(Figure collection entries)
## START

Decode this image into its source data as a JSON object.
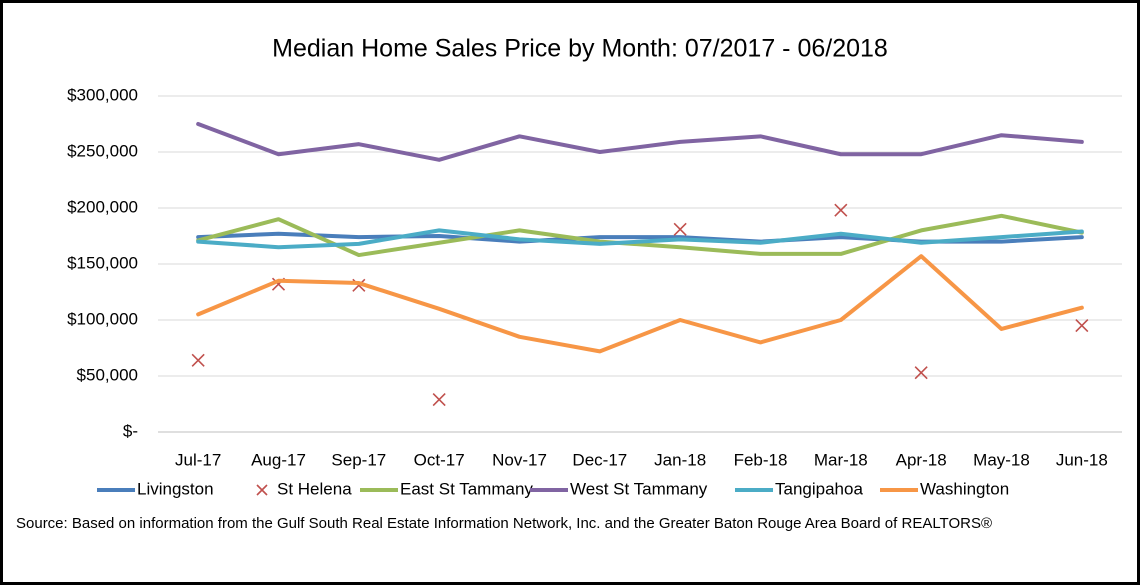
{
  "chart_data": {
    "type": "line",
    "title": "Median Home Sales Price by Month: 07/2017 - 06/2018",
    "categories": [
      "Jul-17",
      "Aug-17",
      "Sep-17",
      "Oct-17",
      "Nov-17",
      "Dec-17",
      "Jan-18",
      "Feb-18",
      "Mar-18",
      "Apr-18",
      "May-18",
      "Jun-18"
    ],
    "series": [
      {
        "name": "Livingston",
        "color": "#4a7ebb",
        "marker": "line",
        "values": [
          174000,
          177000,
          174000,
          175000,
          170000,
          174000,
          174000,
          170000,
          174000,
          170000,
          170000,
          174000
        ]
      },
      {
        "name": "St Helena",
        "color": "#c0504d",
        "marker": "x",
        "values": [
          64000,
          132000,
          131000,
          29000,
          null,
          null,
          181000,
          null,
          198000,
          53000,
          null,
          95000
        ]
      },
      {
        "name": "East St Tammany",
        "color": "#9bbb59",
        "marker": "line",
        "values": [
          171000,
          190000,
          158000,
          169000,
          180000,
          170000,
          165000,
          159000,
          159000,
          180000,
          193000,
          178000
        ]
      },
      {
        "name": "West St Tammany",
        "color": "#8064a2",
        "marker": "line",
        "values": [
          275000,
          248000,
          257000,
          243000,
          264000,
          250000,
          259000,
          264000,
          248000,
          248000,
          265000,
          259000
        ]
      },
      {
        "name": "Tangipahoa",
        "color": "#4bacc6",
        "marker": "line",
        "values": [
          170000,
          165000,
          168000,
          180000,
          172000,
          168000,
          172000,
          169000,
          177000,
          169000,
          174000,
          179000
        ]
      },
      {
        "name": "Washington",
        "color": "#f79646",
        "marker": "line",
        "values": [
          105000,
          135000,
          133000,
          110000,
          85000,
          72000,
          100000,
          80000,
          100000,
          157000,
          92000,
          111000
        ]
      }
    ],
    "ylim": [
      0,
      300000
    ],
    "yticks": [
      {
        "value": 0,
        "label": "$-"
      },
      {
        "value": 50000,
        "label": "$50,000"
      },
      {
        "value": 100000,
        "label": "$100,000"
      },
      {
        "value": 150000,
        "label": "$150,000"
      },
      {
        "value": 200000,
        "label": "$200,000"
      },
      {
        "value": 250000,
        "label": "$250,000"
      },
      {
        "value": 300000,
        "label": "$300,000"
      }
    ],
    "grid": true,
    "legend": "bottom",
    "source": "Source: Based on information from the Gulf South Real Estate Information Network, Inc. and the Greater Baton Rouge Area Board of REALTORS®"
  }
}
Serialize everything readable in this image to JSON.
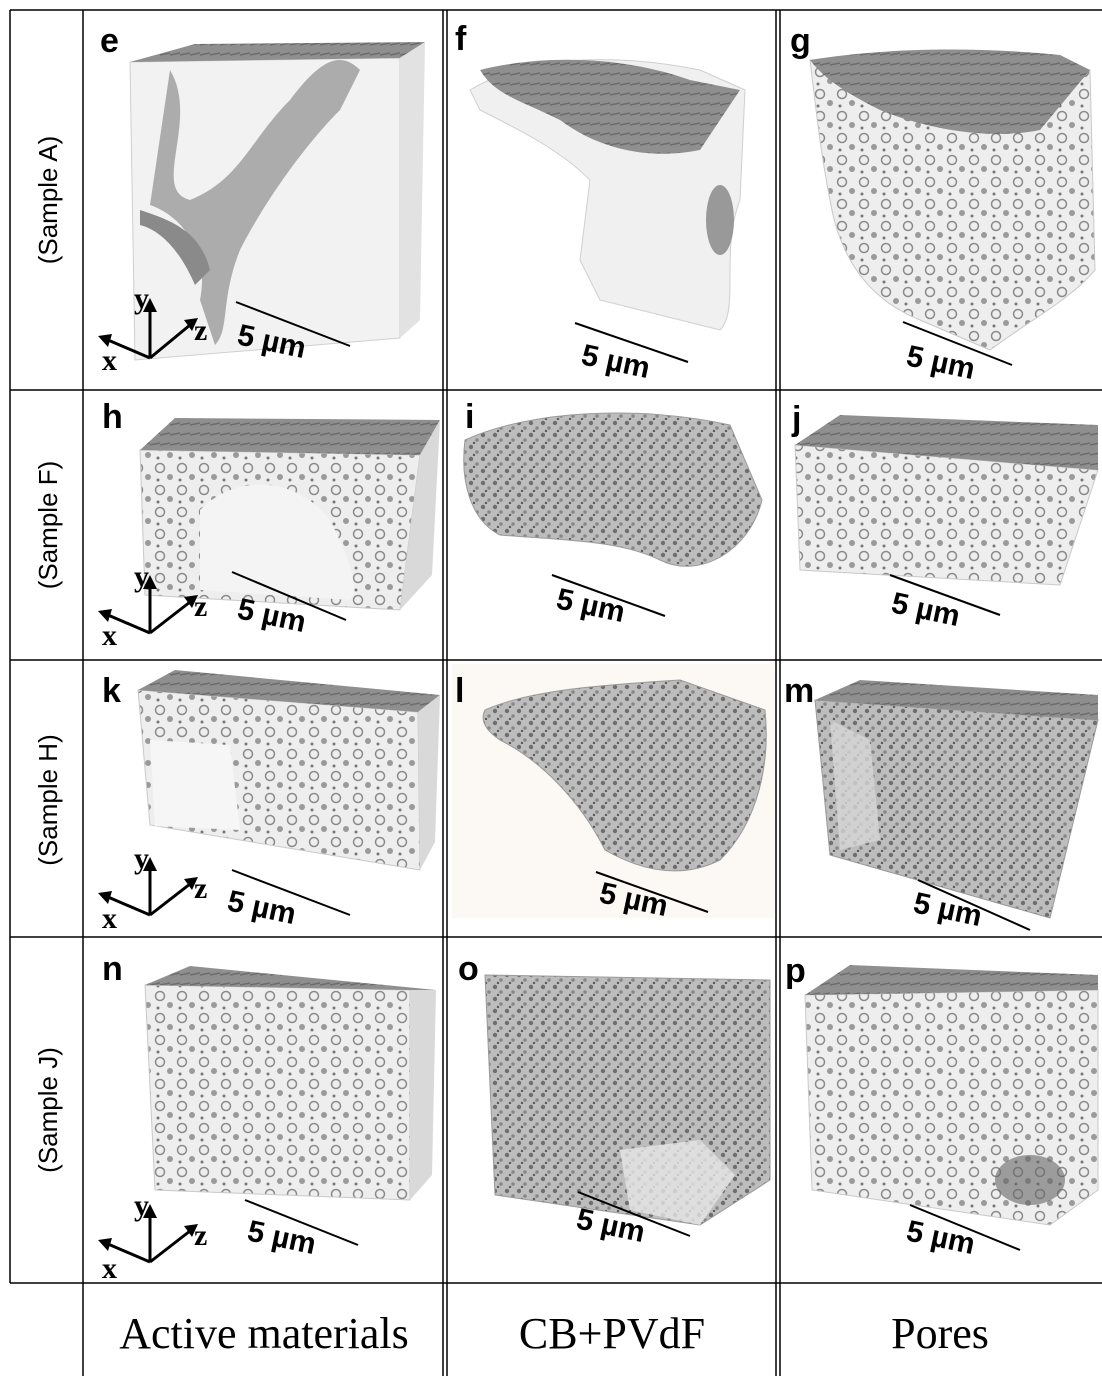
{
  "rows": [
    {
      "label": "(Sample A)"
    },
    {
      "label": "(Sample F)"
    },
    {
      "label": "(Sample H)"
    },
    {
      "label": "(Sample J)"
    }
  ],
  "columns": [
    {
      "label": "Active materials"
    },
    {
      "label": "CB+PVdF"
    },
    {
      "label": "Pores"
    }
  ],
  "panels": [
    {
      "letter": "e",
      "scale": "5 µm"
    },
    {
      "letter": "f",
      "scale": "5 µm"
    },
    {
      "letter": "g",
      "scale": "5 µm"
    },
    {
      "letter": "h",
      "scale": "5 µm"
    },
    {
      "letter": "i",
      "scale": "5 µm"
    },
    {
      "letter": "j",
      "scale": "5 µm"
    },
    {
      "letter": "k",
      "scale": "5 µm"
    },
    {
      "letter": "l",
      "scale": "5 µm"
    },
    {
      "letter": "m",
      "scale": "5 µm"
    },
    {
      "letter": "n",
      "scale": "5 µm"
    },
    {
      "letter": "o",
      "scale": "5 µm"
    },
    {
      "letter": "p",
      "scale": "5 µm"
    }
  ],
  "axes": {
    "x": "x",
    "y": "y",
    "z": "z"
  },
  "colors": {
    "line": "#000000",
    "volume_face": "#f2f2f2",
    "volume_texture": "#7a7a7a",
    "volume_top": "#8c8c8c"
  }
}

## END

● **WHAT YOU WILL DO**
From the listing above, print every entry precisely and drop the pictures.

● **EXERCISE RESPONSE**
Decode this image into its source data as a JSON object.
{
  "chart_data": {
    "type": "line",
    "title": "Median Home Sales Price by Month: 07/2017 - 06/2018",
    "categories": [
      "Jul-17",
      "Aug-17",
      "Sep-17",
      "Oct-17",
      "Nov-17",
      "Dec-17",
      "Jan-18",
      "Feb-18",
      "Mar-18",
      "Apr-18",
      "May-18",
      "Jun-18"
    ],
    "series": [
      {
        "name": "Livingston",
        "color": "#4a7ebb",
        "marker": "line",
        "values": [
          174000,
          177000,
          174000,
          175000,
          170000,
          174000,
          174000,
          170000,
          174000,
          170000,
          170000,
          174000
        ]
      },
      {
        "name": "St Helena",
        "color": "#c0504d",
        "marker": "x",
        "values": [
          64000,
          132000,
          131000,
          29000,
          null,
          null,
          181000,
          null,
          198000,
          53000,
          null,
          95000
        ]
      },
      {
        "name": "East St Tammany",
        "color": "#9bbb59",
        "marker": "line",
        "values": [
          171000,
          190000,
          158000,
          169000,
          180000,
          170000,
          165000,
          159000,
          159000,
          180000,
          193000,
          178000
        ]
      },
      {
        "name": "West St Tammany",
        "color": "#8064a2",
        "marker": "line",
        "values": [
          275000,
          248000,
          257000,
          243000,
          264000,
          250000,
          259000,
          264000,
          248000,
          248000,
          265000,
          259000
        ]
      },
      {
        "name": "Tangipahoa",
        "color": "#4bacc6",
        "marker": "line",
        "values": [
          170000,
          165000,
          168000,
          180000,
          172000,
          168000,
          172000,
          169000,
          177000,
          169000,
          174000,
          179000
        ]
      },
      {
        "name": "Washington",
        "color": "#f79646",
        "marker": "line",
        "values": [
          105000,
          135000,
          133000,
          110000,
          85000,
          72000,
          100000,
          80000,
          100000,
          157000,
          92000,
          111000
        ]
      }
    ],
    "ylim": [
      0,
      300000
    ],
    "yticks": [
      {
        "value": 0,
        "label": "$-"
      },
      {
        "value": 50000,
        "label": "$50,000"
      },
      {
        "value": 100000,
        "label": "$100,000"
      },
      {
        "value": 150000,
        "label": "$150,000"
      },
      {
        "value": 200000,
        "label": "$200,000"
      },
      {
        "value": 250000,
        "label": "$250,000"
      },
      {
        "value": 300000,
        "label": "$300,000"
      }
    ],
    "grid": true,
    "legend": "bottom",
    "source": "Source: Based on information from the Gulf South Real Estate Information Network, Inc. and the Greater Baton Rouge Area Board of REALTORS®"
  }
}
Serialize everything readable in this image to JSON.
{
  "rows": [
    {
      "label": "(Sample A)"
    },
    {
      "label": "(Sample F)"
    },
    {
      "label": "(Sample H)"
    },
    {
      "label": "(Sample J)"
    }
  ],
  "columns": [
    {
      "label": "Active materials"
    },
    {
      "label": "CB+PVdF"
    },
    {
      "label": "Pores"
    }
  ],
  "panels": [
    {
      "letter": "e",
      "scale": "5 µm"
    },
    {
      "letter": "f",
      "scale": "5 µm"
    },
    {
      "letter": "g",
      "scale": "5 µm"
    },
    {
      "letter": "h",
      "scale": "5 µm"
    },
    {
      "letter": "i",
      "scale": "5 µm"
    },
    {
      "letter": "j",
      "scale": "5 µm"
    },
    {
      "letter": "k",
      "scale": "5 µm"
    },
    {
      "letter": "l",
      "scale": "5 µm"
    },
    {
      "letter": "m",
      "scale": "5 µm"
    },
    {
      "letter": "n",
      "scale": "5 µm"
    },
    {
      "letter": "o",
      "scale": "5 µm"
    },
    {
      "letter": "p",
      "scale": "5 µm"
    }
  ],
  "axes": {
    "x": "x",
    "y": "y",
    "z": "z"
  },
  "colors": {
    "line": "#000000",
    "volume_face": "#f2f2f2",
    "volume_texture": "#7a7a7a",
    "volume_top": "#8c8c8c"
  }
}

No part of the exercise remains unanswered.